— EXERCISE OBJECTIVE —
Look at each line of the records and count those with "答案选D" in them. Please answer with the count alone.

· · ·

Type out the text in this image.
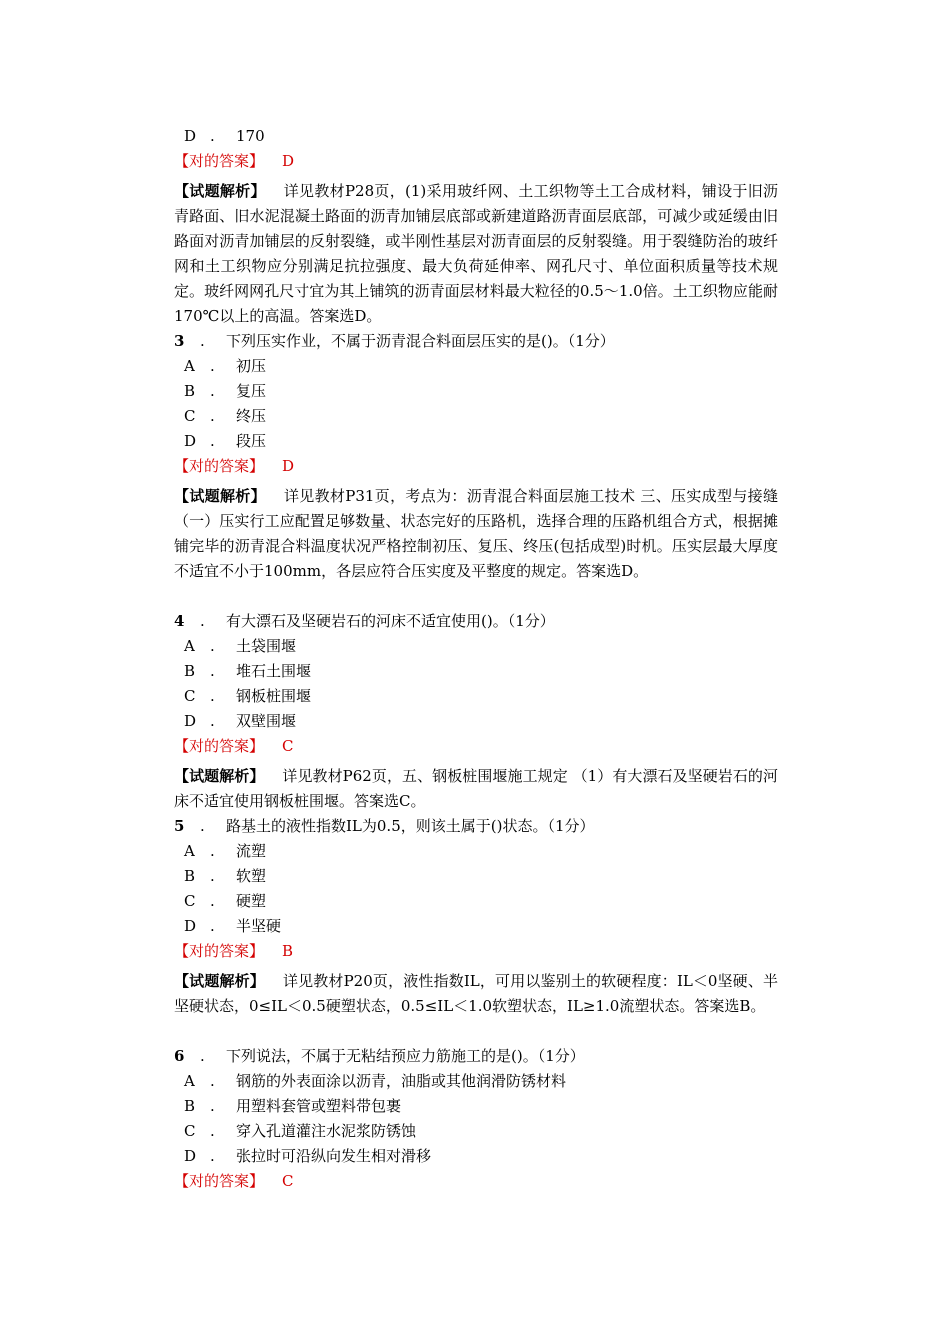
D . 170
【对的答案】 D
【试题解析】 详见教材P28页，(1)采用玻纤网、土工织物等土工合成材料，铺设于旧沥青路面、旧水泥混凝土路面的沥青加铺层底部或新建道路沥青面层底部，可减少或延缓由旧路面对沥青加铺层的反射裂缝，或半刚性基层对沥青面层的反射裂缝。用于裂缝防治的玻纤网和土工织物应分别满足抗拉强度、最大负荷延伸率、网孔尺寸、单位面积质量等技术规定。玻纤网网孔尺寸宜为其上铺筑的沥青面层材料最大粒径的0.5～1.0倍。土工织物应能耐170℃以上的高温。答案选D。
3 . 下列压实作业，不属于沥青混合料面层压实的是()。（1分）
A . 初压
B . 复压
C . 终压
D . 段压
【对的答案】 D
【试题解析】 详见教材P31页，考点为：沥青混合料面层施工技术 三、压实成型与接缝（一）压实行工应配置足够数量、状态完好的压路机，选择合理的压路机组合方式，根据摊铺完毕的沥青混合料温度状况严格控制初压、复压、终压(包括成型)时机。压实层最大厚度不适宜不小于100mm，各层应符合压实度及平整度的规定。答案选D。
4 . 有大漂石及坚硬岩石的河床不适宜使用()。（1分）
A . 土袋围堰
B . 堆石土围堰
C . 钢板桩围堰
D . 双壁围堰
【对的答案】 C
【试题解析】 详见教材P62页，五、钢板桩围堰施工规定 （1）有大漂石及坚硬岩石的河床不适宜使用钢板桩围堰。答案选C。
5 . 路基土的液性指数IL为0.5，则该土属于()状态。（1分）
A . 流塑
B . 软塑
C . 硬塑
D . 半坚硬
【对的答案】 B
【试题解析】 详见教材P20页，液性指数IL，可用以鉴别土的软硬程度：IL＜0坚硬、半坚硬状态，0≤IL＜0.5硬塑状态，0.5≤IL＜1.0软塑状态，IL≥1.0流塑状态。答案选B。
6 . 下列说法，不属于无粘结预应力筋施工的是()。（1分）
A . 钢筋的外表面涂以沥青，油脂或其他润滑防锈材料
B . 用塑料套管或塑料带包裹
C . 穿入孔道灌注水泥浆防锈蚀
D . 张拉时可沿纵向发生相对滑移
【对的答案】 C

· · ·

— SOLUTION TO THE PROBLEM —
2